#### Aim
Transcribe each entry below exactly. Pictures do not go in the copy.

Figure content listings
[start]

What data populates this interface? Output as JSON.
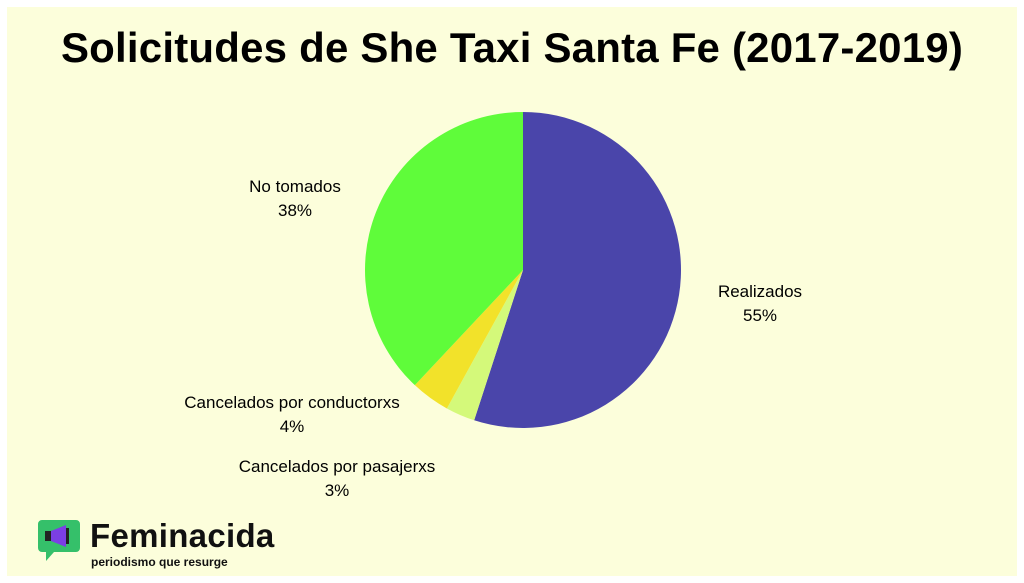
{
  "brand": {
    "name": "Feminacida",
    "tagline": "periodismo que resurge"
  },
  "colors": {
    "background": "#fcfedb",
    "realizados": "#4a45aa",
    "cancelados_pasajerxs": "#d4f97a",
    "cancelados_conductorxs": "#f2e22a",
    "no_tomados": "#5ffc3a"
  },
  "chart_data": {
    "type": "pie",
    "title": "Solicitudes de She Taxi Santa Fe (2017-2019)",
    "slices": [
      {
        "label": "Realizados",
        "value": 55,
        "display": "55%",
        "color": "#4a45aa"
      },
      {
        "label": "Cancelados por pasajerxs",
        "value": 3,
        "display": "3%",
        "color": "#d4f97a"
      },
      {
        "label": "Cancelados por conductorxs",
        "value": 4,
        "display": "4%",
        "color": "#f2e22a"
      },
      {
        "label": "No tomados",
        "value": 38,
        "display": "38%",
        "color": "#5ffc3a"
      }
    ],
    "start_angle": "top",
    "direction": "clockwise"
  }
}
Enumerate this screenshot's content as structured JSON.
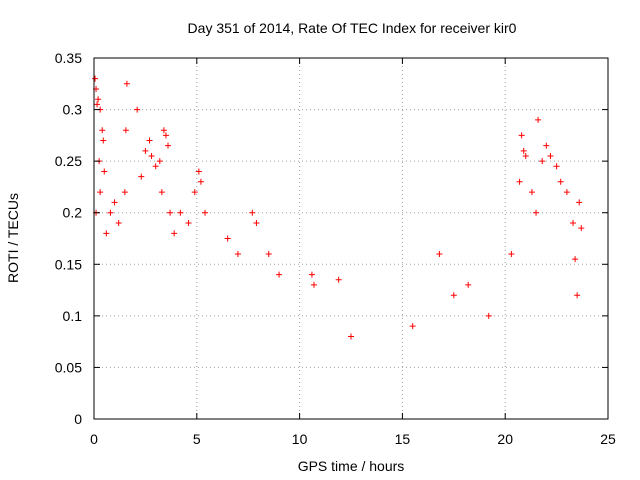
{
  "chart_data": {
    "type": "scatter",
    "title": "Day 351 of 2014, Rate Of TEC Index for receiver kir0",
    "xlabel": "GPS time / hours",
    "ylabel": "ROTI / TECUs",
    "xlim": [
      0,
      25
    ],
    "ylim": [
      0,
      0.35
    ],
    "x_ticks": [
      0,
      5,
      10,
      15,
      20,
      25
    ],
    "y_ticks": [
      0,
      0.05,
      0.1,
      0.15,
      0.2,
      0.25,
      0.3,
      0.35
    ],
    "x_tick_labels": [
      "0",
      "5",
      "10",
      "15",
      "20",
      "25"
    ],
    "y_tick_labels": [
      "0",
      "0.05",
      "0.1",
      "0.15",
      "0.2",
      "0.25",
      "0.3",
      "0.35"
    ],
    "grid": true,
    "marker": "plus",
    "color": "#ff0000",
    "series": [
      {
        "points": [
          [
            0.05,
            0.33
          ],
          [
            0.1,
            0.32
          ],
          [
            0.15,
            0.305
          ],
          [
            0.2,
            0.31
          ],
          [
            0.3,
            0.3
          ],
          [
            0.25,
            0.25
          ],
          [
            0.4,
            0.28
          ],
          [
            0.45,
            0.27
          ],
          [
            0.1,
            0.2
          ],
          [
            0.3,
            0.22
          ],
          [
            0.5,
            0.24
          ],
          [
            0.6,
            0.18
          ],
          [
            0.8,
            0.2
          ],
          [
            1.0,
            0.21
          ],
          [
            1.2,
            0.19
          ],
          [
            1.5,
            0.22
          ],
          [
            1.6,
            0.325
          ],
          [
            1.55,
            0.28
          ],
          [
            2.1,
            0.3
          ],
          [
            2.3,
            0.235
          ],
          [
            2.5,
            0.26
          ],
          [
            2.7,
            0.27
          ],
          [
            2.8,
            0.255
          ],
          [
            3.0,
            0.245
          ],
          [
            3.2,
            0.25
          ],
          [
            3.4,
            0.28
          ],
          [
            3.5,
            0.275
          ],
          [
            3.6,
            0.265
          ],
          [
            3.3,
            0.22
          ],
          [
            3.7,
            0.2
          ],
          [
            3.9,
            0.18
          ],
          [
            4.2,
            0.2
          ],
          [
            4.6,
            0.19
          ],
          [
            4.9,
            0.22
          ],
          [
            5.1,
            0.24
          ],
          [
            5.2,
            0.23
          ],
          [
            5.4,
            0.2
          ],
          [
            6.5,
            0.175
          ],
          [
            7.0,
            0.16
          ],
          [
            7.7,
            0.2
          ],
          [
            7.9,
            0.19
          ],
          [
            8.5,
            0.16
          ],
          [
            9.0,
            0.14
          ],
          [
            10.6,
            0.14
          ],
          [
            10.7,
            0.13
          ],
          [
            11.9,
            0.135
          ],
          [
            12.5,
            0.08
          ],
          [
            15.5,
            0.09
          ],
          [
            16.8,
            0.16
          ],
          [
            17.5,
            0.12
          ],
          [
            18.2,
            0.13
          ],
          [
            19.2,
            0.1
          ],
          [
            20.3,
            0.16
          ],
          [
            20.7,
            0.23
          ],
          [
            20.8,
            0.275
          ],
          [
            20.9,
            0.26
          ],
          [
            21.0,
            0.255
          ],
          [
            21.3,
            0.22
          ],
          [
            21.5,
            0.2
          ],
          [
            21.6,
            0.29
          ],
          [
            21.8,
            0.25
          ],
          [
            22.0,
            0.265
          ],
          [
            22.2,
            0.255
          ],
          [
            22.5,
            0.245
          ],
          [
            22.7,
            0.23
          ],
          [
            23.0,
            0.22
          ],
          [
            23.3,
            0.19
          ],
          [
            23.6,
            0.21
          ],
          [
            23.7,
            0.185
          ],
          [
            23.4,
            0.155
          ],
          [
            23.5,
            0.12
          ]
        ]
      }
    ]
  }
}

[end]

#### Solved problem
What data populates this interface? Output as JSON.
{
  "brand": {
    "name": "Feminacida",
    "tagline": "periodismo que resurge"
  },
  "colors": {
    "background": "#fcfedb",
    "realizados": "#4a45aa",
    "cancelados_pasajerxs": "#d4f97a",
    "cancelados_conductorxs": "#f2e22a",
    "no_tomados": "#5ffc3a"
  },
  "chart_data": {
    "type": "pie",
    "title": "Solicitudes de She Taxi Santa Fe (2017-2019)",
    "slices": [
      {
        "label": "Realizados",
        "value": 55,
        "display": "55%",
        "color": "#4a45aa"
      },
      {
        "label": "Cancelados por pasajerxs",
        "value": 3,
        "display": "3%",
        "color": "#d4f97a"
      },
      {
        "label": "Cancelados por conductorxs",
        "value": 4,
        "display": "4%",
        "color": "#f2e22a"
      },
      {
        "label": "No tomados",
        "value": 38,
        "display": "38%",
        "color": "#5ffc3a"
      }
    ],
    "start_angle": "top",
    "direction": "clockwise"
  }
}
Enumerate this screenshot's content as structured JSON.
{
  "chart_data": {
    "type": "scatter",
    "title": "Day 351 of 2014, Rate Of TEC Index for receiver kir0",
    "xlabel": "GPS time / hours",
    "ylabel": "ROTI / TECUs",
    "xlim": [
      0,
      25
    ],
    "ylim": [
      0,
      0.35
    ],
    "x_ticks": [
      0,
      5,
      10,
      15,
      20,
      25
    ],
    "y_ticks": [
      0,
      0.05,
      0.1,
      0.15,
      0.2,
      0.25,
      0.3,
      0.35
    ],
    "x_tick_labels": [
      "0",
      "5",
      "10",
      "15",
      "20",
      "25"
    ],
    "y_tick_labels": [
      "0",
      "0.05",
      "0.1",
      "0.15",
      "0.2",
      "0.25",
      "0.3",
      "0.35"
    ],
    "grid": true,
    "marker": "plus",
    "color": "#ff0000",
    "series": [
      {
        "points": [
          [
            0.05,
            0.33
          ],
          [
            0.1,
            0.32
          ],
          [
            0.15,
            0.305
          ],
          [
            0.2,
            0.31
          ],
          [
            0.3,
            0.3
          ],
          [
            0.25,
            0.25
          ],
          [
            0.4,
            0.28
          ],
          [
            0.45,
            0.27
          ],
          [
            0.1,
            0.2
          ],
          [
            0.3,
            0.22
          ],
          [
            0.5,
            0.24
          ],
          [
            0.6,
            0.18
          ],
          [
            0.8,
            0.2
          ],
          [
            1.0,
            0.21
          ],
          [
            1.2,
            0.19
          ],
          [
            1.5,
            0.22
          ],
          [
            1.6,
            0.325
          ],
          [
            1.55,
            0.28
          ],
          [
            2.1,
            0.3
          ],
          [
            2.3,
            0.235
          ],
          [
            2.5,
            0.26
          ],
          [
            2.7,
            0.27
          ],
          [
            2.8,
            0.255
          ],
          [
            3.0,
            0.245
          ],
          [
            3.2,
            0.25
          ],
          [
            3.4,
            0.28
          ],
          [
            3.5,
            0.275
          ],
          [
            3.6,
            0.265
          ],
          [
            3.3,
            0.22
          ],
          [
            3.7,
            0.2
          ],
          [
            3.9,
            0.18
          ],
          [
            4.2,
            0.2
          ],
          [
            4.6,
            0.19
          ],
          [
            4.9,
            0.22
          ],
          [
            5.1,
            0.24
          ],
          [
            5.2,
            0.23
          ],
          [
            5.4,
            0.2
          ],
          [
            6.5,
            0.175
          ],
          [
            7.0,
            0.16
          ],
          [
            7.7,
            0.2
          ],
          [
            7.9,
            0.19
          ],
          [
            8.5,
            0.16
          ],
          [
            9.0,
            0.14
          ],
          [
            10.6,
            0.14
          ],
          [
            10.7,
            0.13
          ],
          [
            11.9,
            0.135
          ],
          [
            12.5,
            0.08
          ],
          [
            15.5,
            0.09
          ],
          [
            16.8,
            0.16
          ],
          [
            17.5,
            0.12
          ],
          [
            18.2,
            0.13
          ],
          [
            19.2,
            0.1
          ],
          [
            20.3,
            0.16
          ],
          [
            20.7,
            0.23
          ],
          [
            20.8,
            0.275
          ],
          [
            20.9,
            0.26
          ],
          [
            21.0,
            0.255
          ],
          [
            21.3,
            0.22
          ],
          [
            21.5,
            0.2
          ],
          [
            21.6,
            0.29
          ],
          [
            21.8,
            0.25
          ],
          [
            22.0,
            0.265
          ],
          [
            22.2,
            0.255
          ],
          [
            22.5,
            0.245
          ],
          [
            22.7,
            0.23
          ],
          [
            23.0,
            0.22
          ],
          [
            23.3,
            0.19
          ],
          [
            23.6,
            0.21
          ],
          [
            23.7,
            0.185
          ],
          [
            23.4,
            0.155
          ],
          [
            23.5,
            0.12
          ]
        ]
      }
    ]
  }
}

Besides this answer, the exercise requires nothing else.